• **GIVEN DATA**
━━━━━━━━━━━━━━━━
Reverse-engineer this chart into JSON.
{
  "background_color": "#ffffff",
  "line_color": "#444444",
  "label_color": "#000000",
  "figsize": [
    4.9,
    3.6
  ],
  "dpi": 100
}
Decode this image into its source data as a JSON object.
━━━━━━━━━━━━━━━━
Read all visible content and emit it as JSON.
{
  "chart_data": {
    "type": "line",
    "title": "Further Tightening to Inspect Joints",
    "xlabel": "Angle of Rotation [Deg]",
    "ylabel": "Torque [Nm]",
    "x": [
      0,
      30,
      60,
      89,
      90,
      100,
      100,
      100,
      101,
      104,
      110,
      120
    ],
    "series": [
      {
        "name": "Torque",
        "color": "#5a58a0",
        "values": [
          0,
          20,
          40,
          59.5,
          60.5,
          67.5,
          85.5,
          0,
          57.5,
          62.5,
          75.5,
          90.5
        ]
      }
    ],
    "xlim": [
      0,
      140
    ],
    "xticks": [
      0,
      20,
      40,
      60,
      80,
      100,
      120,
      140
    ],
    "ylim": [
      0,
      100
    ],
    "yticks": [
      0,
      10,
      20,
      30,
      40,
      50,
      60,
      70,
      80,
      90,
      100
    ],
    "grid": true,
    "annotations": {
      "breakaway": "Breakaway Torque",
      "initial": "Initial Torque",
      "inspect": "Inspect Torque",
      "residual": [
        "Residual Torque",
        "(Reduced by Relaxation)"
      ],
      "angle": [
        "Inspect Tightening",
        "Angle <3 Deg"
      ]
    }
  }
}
━━━━━━━━━━━━━━━━
• **SHORT EXERCISE**
Using the entries shown above, reproduce verbatim the lines from the line bearing "Reverse-engineer this chart into JSON." to the line bearing "Decode this image", inclusive.

• **RESULT**
Reverse-engineer this chart into JSON.
{
  "background_color": "#ffffff",
  "line_color": "#444444",
  "label_color": "#000000",
  "figsize": [
    4.9,
    3.6
  ],
  "dpi": 100
}
Decode this image into its source data as a JSON object.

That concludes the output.